Aim -
Retype the whole listing, please, keeping every line exact and dropping the pictures.

Stored items from a collection -
══════
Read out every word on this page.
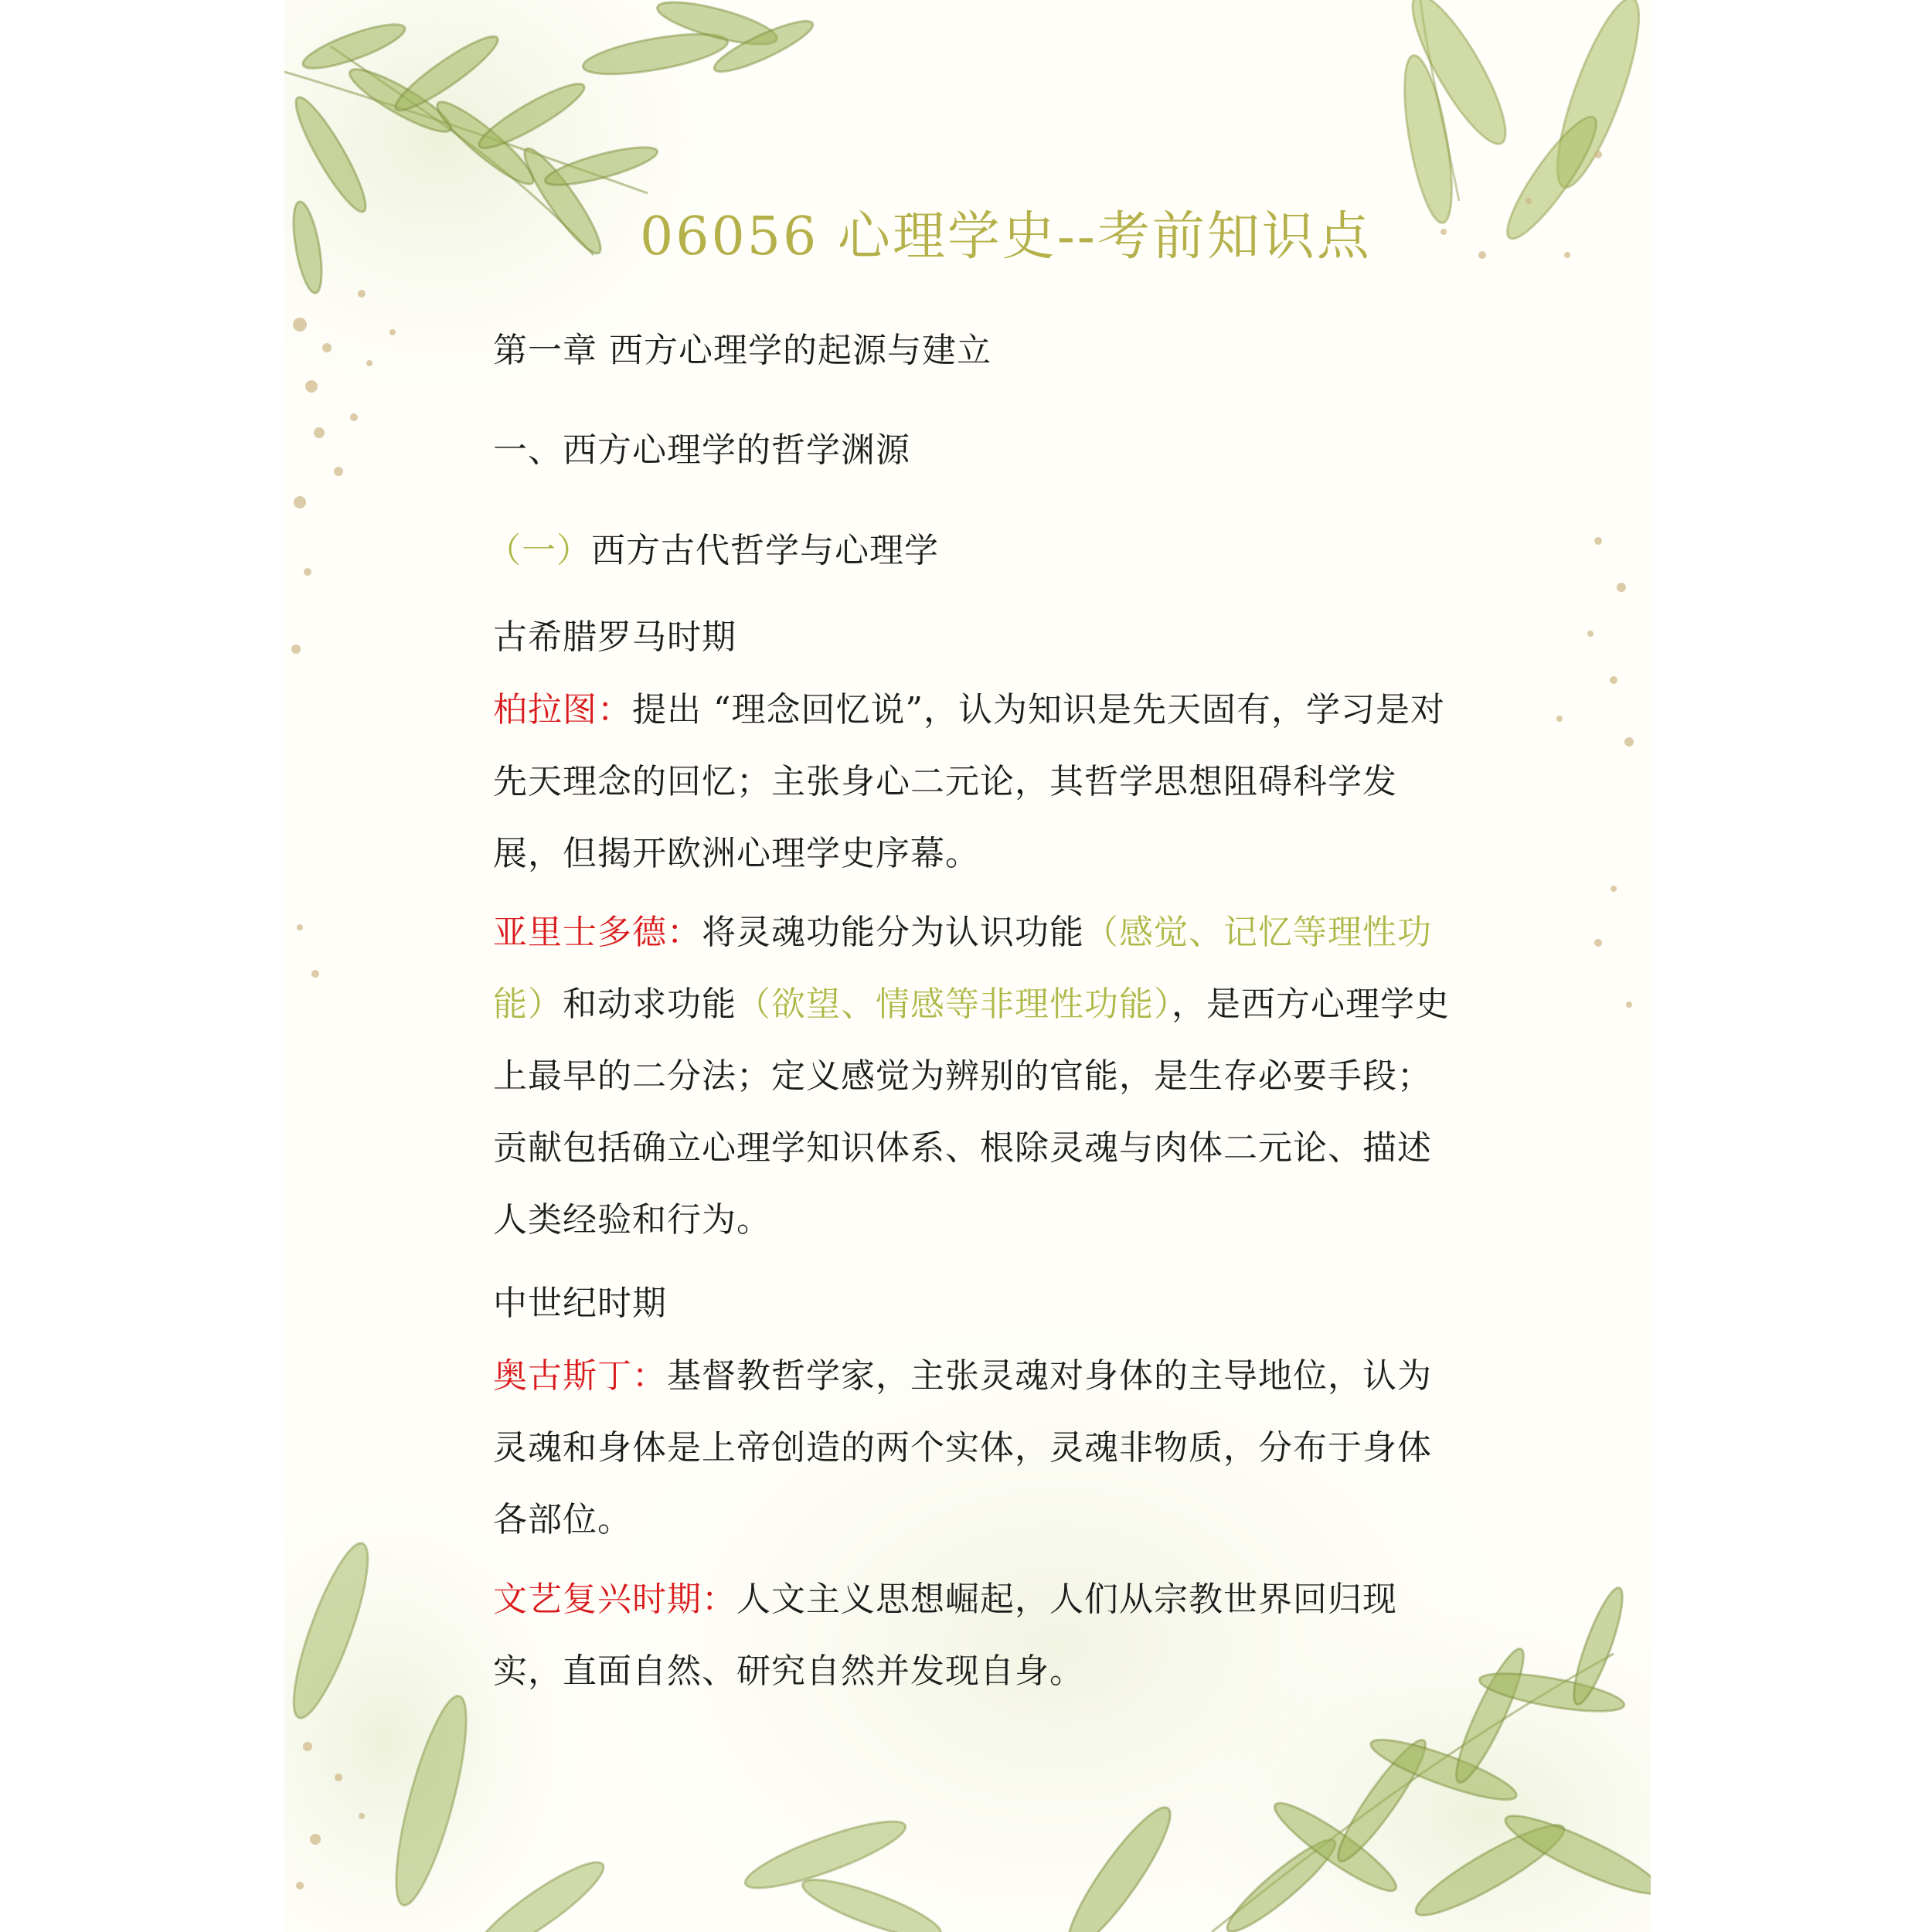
06056 心理学史--考前知识点
第一章 西方心理学的起源与建立
一、西方心理学的哲学渊源
（一）西方古代哲学与心理学
古希腊罗马时期
柏拉图：提出 “理念回忆说”，认为知识是先天固有，学习是对先天理念的回忆；主张身心二元论，其哲学思想阻碍科学发展，但揭开欧洲心理学史序幕。
亚里士多德：将灵魂功能分为认识功能（感觉、记忆等理性功能）和动求功能（欲望、情感等非理性功能），是西方心理学史上最早的二分法；定义感觉为辨别的官能，是生存必要手段；贡献包括确立心理学知识体系、根除灵魂与肉体二元论、描述人类经验和行为。
中世纪时期
奥古斯丁：基督教哲学家，主张灵魂对身体的主导地位，认为灵魂和身体是上帝创造的两个实体，灵魂非物质，分布于身体各部位。
文艺复兴时期：人文主义思想崛起，人们从宗教世界回归现实，直面自然、研究自然并发现自身。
══════
Task answer -
Read out every word on this page.
06056 心理学史--考前知识点
第一章 西方心理学的起源与建立
一、西方心理学的哲学渊源
（一）西方古代哲学与心理学
古希腊罗马时期
柏拉图：提出 “理念回忆说”，认为知识是先天固有，学习是对先天理念的回忆；主张身心二元论，其哲学思想阻碍科学发展，但揭开欧洲心理学史序幕。
亚里士多德：将灵魂功能分为认识功能（感觉、记忆等理性功能）和动求功能（欲望、情感等非理性功能），是西方心理学史上最早的二分法；定义感觉为辨别的官能，是生存必要手段；贡献包括确立心理学知识体系、根除灵魂与肉体二元论、描述人类经验和行为。
中世纪时期
奥古斯丁：基督教哲学家，主张灵魂对身体的主导地位，认为灵魂和身体是上帝创造的两个实体，灵魂非物质，分布于身体各部位。
文艺复兴时期：人文主义思想崛起，人们从宗教世界回归现实，直面自然、研究自然并发现自身。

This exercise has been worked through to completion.